> EXERCISE PROMPT
Please return these lines unchanged, starting at the line that contains "Patent image size: (956, 603)." and ending after the line that contains "The light sources 60 is at (167, 360).".
─── TASK INPUTS ───
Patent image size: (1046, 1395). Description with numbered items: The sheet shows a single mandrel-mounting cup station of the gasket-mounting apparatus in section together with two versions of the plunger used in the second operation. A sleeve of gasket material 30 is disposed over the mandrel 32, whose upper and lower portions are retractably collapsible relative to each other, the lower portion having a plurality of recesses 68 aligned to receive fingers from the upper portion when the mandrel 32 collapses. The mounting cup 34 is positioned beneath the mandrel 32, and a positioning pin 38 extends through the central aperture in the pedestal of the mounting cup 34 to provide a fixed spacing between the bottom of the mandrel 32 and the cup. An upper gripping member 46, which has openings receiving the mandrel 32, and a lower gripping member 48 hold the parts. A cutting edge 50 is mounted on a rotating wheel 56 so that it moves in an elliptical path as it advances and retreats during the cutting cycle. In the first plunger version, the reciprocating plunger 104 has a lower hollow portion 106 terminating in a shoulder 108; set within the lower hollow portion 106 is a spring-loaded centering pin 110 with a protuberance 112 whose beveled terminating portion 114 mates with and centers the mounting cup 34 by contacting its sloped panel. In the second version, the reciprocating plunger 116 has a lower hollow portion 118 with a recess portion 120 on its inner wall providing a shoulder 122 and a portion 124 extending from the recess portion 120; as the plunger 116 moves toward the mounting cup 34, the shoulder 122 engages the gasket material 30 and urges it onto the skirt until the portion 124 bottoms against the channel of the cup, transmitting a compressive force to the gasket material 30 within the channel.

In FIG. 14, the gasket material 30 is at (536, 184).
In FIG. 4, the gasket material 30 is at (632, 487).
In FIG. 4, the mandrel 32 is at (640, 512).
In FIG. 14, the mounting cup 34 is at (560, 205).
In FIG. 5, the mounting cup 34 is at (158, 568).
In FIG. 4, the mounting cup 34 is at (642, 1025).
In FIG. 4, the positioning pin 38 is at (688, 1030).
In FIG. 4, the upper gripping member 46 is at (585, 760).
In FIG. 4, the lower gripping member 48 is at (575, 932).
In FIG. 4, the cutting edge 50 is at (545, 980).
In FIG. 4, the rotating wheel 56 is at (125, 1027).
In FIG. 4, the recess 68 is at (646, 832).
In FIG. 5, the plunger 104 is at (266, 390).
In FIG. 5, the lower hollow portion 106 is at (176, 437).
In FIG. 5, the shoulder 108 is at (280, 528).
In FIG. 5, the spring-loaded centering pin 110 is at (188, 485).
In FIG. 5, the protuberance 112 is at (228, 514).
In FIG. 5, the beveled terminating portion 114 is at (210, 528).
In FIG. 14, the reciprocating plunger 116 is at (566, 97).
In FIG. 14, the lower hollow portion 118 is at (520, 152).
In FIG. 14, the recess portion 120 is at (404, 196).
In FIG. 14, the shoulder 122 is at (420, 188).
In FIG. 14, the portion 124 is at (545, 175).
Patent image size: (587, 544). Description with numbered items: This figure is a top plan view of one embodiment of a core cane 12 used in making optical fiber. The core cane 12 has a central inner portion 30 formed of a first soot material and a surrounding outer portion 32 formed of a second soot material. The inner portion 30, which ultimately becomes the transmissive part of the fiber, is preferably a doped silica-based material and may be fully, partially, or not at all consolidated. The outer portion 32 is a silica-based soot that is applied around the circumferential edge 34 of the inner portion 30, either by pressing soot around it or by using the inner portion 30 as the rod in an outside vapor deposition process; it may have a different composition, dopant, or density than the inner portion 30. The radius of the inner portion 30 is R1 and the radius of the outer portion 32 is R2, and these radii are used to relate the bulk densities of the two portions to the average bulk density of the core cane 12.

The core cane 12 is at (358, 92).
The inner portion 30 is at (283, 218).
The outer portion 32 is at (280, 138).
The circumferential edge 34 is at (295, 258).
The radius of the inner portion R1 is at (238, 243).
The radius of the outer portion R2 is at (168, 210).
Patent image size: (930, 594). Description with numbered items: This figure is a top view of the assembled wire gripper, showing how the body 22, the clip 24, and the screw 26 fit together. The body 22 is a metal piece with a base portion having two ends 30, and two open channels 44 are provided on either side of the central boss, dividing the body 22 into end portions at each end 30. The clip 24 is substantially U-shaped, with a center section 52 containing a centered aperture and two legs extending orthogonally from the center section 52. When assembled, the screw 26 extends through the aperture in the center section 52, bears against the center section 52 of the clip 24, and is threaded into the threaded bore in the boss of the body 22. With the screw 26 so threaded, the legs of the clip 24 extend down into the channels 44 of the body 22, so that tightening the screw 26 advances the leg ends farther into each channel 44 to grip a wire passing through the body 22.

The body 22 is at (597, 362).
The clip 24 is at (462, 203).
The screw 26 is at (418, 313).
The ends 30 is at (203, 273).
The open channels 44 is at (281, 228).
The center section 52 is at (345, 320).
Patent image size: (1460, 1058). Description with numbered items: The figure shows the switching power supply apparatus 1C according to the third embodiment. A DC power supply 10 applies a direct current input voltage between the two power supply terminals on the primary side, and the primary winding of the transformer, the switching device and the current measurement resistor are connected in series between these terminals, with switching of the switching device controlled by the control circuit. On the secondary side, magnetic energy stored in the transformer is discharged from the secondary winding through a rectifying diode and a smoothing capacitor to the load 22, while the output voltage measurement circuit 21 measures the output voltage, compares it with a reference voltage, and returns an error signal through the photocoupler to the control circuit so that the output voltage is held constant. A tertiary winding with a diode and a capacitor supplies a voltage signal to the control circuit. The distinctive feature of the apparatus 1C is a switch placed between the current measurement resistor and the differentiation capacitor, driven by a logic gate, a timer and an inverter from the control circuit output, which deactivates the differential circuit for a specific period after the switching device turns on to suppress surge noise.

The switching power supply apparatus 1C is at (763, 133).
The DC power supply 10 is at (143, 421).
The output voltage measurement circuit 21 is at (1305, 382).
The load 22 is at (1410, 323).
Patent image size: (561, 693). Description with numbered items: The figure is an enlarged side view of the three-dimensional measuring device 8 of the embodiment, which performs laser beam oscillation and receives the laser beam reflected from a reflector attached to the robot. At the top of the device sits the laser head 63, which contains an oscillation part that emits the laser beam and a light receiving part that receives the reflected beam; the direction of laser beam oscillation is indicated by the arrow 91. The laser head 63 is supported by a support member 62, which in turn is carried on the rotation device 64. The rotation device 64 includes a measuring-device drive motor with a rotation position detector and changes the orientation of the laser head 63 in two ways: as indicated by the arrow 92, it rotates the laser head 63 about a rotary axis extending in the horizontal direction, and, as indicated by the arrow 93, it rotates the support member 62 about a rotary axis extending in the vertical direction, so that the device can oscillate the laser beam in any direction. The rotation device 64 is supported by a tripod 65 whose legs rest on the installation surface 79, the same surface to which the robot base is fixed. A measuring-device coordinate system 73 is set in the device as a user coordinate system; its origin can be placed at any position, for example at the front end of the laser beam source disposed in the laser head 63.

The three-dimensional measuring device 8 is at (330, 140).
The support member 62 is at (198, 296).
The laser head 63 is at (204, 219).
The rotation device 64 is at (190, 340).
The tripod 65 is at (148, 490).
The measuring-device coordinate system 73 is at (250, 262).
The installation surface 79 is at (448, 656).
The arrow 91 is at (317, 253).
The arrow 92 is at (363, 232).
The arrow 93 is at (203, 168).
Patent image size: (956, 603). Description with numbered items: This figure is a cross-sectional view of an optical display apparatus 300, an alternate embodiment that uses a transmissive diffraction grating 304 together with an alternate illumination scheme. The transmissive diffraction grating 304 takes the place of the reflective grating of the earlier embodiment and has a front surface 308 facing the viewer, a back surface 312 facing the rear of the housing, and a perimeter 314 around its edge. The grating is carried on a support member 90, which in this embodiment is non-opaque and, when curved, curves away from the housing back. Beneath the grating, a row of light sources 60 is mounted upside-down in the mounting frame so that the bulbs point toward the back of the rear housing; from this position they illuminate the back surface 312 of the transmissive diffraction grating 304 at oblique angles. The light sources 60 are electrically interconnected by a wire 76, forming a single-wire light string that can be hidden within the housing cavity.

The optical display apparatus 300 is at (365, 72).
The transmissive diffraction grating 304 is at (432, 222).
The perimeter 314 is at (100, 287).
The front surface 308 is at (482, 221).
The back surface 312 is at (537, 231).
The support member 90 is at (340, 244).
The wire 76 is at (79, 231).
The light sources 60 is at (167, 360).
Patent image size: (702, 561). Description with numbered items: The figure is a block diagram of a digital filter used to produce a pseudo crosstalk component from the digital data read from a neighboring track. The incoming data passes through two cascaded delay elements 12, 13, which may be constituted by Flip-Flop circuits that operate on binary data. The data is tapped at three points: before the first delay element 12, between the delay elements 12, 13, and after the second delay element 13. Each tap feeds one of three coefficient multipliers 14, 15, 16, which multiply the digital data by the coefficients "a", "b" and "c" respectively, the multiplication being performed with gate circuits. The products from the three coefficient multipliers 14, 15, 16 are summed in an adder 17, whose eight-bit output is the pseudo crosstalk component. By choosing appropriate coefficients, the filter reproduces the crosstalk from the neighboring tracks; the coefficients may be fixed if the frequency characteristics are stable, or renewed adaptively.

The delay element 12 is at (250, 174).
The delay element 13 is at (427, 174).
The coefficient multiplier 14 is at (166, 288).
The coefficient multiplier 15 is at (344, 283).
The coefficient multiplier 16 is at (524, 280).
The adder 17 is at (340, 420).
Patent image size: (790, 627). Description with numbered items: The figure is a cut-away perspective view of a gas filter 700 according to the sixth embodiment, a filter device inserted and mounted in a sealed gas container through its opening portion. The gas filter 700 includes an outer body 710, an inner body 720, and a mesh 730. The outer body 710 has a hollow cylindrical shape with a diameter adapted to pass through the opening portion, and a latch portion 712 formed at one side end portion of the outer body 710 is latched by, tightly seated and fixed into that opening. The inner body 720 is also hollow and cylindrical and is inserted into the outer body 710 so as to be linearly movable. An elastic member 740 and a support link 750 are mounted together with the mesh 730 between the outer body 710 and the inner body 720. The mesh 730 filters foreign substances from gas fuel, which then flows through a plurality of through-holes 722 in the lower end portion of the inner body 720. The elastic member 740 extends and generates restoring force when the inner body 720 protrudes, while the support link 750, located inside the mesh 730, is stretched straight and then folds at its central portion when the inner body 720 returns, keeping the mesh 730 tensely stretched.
───
> TASK RESULT
Patent image size: (956, 603). Description with numbered items: This figure is a cross-sectional view of an optical display apparatus 300, an alternate embodiment that uses a transmissive diffraction grating 304 together with an alternate illumination scheme. The transmissive diffraction grating 304 takes the place of the reflective grating of the earlier embodiment and has a front surface 308 facing the viewer, a back surface 312 facing the rear of the housing, and a perimeter 314 around its edge. The grating is carried on a support member 90, which in this embodiment is non-opaque and, when curved, curves away from the housing back. Beneath the grating, a row of light sources 60 is mounted upside-down in the mounting frame so that the bulbs point toward the back of the rear housing; from this position they illuminate the back surface 312 of the transmissive diffraction grating 304 at oblique angles. The light sources 60 are electrically interconnected by a wire 76, forming a single-wire light string that can be hidden within the housing cavity.

The optical display apparatus 300 is at (365, 72).
The transmissive diffraction grating 304 is at (432, 222).
The perimeter 314 is at (100, 287).
The front surface 308 is at (482, 221).
The back surface 312 is at (537, 231).
The support member 90 is at (340, 244).
The wire 76 is at (79, 231).
The light sources 60 is at (167, 360).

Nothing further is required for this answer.